**What you will do**
Using the data below, copy each line that includes the word "donderdag".

**Material for this task**
=-=-=
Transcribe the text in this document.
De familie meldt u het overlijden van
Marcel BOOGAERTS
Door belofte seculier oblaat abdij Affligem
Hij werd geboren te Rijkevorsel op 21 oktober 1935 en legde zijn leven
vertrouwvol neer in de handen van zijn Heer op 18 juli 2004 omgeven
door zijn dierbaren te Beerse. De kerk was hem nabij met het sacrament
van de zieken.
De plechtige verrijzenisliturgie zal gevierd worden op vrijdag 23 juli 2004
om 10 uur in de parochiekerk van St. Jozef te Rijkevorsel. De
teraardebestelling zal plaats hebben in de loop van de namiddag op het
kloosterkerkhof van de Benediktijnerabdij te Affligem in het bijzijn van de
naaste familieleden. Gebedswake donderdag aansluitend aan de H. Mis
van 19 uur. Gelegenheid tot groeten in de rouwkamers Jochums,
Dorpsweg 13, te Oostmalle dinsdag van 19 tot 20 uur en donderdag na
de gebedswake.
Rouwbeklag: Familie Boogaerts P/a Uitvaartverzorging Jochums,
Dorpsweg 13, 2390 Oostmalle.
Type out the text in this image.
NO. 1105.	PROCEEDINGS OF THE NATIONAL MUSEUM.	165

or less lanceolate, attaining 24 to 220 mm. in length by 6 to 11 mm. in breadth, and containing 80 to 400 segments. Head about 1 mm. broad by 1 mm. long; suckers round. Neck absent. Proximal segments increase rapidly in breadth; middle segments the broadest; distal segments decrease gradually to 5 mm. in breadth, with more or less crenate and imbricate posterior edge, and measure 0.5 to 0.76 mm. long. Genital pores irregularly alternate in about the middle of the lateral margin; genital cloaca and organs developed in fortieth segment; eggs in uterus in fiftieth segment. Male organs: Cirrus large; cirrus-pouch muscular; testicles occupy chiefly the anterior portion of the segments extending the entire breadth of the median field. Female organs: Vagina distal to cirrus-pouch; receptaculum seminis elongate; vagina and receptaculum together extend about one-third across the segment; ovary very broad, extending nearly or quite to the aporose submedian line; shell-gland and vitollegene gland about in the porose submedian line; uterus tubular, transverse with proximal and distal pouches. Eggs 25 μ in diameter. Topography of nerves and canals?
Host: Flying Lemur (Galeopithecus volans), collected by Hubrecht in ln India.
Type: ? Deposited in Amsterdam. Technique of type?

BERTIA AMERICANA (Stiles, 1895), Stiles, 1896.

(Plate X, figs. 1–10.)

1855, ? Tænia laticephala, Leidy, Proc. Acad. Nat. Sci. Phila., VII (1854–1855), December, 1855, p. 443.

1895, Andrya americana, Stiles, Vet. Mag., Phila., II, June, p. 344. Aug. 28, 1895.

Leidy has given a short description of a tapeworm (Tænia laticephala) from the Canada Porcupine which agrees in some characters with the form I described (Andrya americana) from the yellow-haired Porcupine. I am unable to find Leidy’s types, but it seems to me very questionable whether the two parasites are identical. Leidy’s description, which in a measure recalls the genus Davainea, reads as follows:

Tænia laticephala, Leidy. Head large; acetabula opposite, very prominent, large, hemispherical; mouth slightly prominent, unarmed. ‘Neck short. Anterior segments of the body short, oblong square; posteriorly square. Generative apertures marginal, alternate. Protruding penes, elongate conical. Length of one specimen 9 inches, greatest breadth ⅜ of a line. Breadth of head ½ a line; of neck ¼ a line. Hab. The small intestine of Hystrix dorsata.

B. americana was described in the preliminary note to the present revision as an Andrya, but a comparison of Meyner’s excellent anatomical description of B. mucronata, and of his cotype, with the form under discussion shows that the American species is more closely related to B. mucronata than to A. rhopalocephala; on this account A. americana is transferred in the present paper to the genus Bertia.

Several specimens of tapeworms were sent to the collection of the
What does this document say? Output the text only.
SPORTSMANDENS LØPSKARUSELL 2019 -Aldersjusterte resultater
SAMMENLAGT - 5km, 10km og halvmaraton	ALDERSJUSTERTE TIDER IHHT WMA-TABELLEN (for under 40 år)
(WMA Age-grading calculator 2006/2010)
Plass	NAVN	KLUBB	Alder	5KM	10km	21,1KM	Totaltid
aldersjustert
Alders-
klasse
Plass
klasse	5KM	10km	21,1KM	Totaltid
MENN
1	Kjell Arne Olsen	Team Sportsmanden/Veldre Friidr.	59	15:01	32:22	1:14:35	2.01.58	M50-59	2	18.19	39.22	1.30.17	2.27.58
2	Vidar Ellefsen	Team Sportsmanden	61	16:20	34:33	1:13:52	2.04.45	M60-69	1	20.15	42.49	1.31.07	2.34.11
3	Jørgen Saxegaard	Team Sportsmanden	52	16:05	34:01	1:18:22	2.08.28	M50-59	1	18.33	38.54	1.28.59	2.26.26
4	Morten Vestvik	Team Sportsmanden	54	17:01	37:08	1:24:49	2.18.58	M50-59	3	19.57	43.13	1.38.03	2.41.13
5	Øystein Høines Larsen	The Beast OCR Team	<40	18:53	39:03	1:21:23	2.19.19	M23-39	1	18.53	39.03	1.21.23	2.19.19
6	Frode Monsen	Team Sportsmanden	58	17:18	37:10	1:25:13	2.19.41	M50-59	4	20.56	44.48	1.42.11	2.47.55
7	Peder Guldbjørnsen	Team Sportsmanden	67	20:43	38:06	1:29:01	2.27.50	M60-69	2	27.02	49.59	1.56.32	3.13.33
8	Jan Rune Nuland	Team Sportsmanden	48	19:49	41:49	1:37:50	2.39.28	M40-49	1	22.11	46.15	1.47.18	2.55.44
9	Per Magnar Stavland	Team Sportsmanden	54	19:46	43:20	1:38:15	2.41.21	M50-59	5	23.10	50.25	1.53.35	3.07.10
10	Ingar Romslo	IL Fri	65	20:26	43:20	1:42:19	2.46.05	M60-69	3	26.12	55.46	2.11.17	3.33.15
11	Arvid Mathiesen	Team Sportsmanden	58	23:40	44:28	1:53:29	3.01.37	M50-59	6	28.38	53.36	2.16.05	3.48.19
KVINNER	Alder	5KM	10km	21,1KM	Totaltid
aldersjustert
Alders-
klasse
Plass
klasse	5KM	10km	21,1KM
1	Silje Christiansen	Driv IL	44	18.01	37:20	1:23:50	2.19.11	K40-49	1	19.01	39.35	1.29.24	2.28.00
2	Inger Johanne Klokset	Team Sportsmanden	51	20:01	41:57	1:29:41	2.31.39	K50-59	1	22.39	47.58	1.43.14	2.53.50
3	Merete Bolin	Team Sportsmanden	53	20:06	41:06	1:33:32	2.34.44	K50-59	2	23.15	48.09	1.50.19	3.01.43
=-=-=
**Solution to this problem**
naaste familieleden. Gebedswake donderdag aansluitend aan de H. Mis
Dorpsweg 13, te Oostmalle dinsdag van 19 tot 20 uur en donderdag na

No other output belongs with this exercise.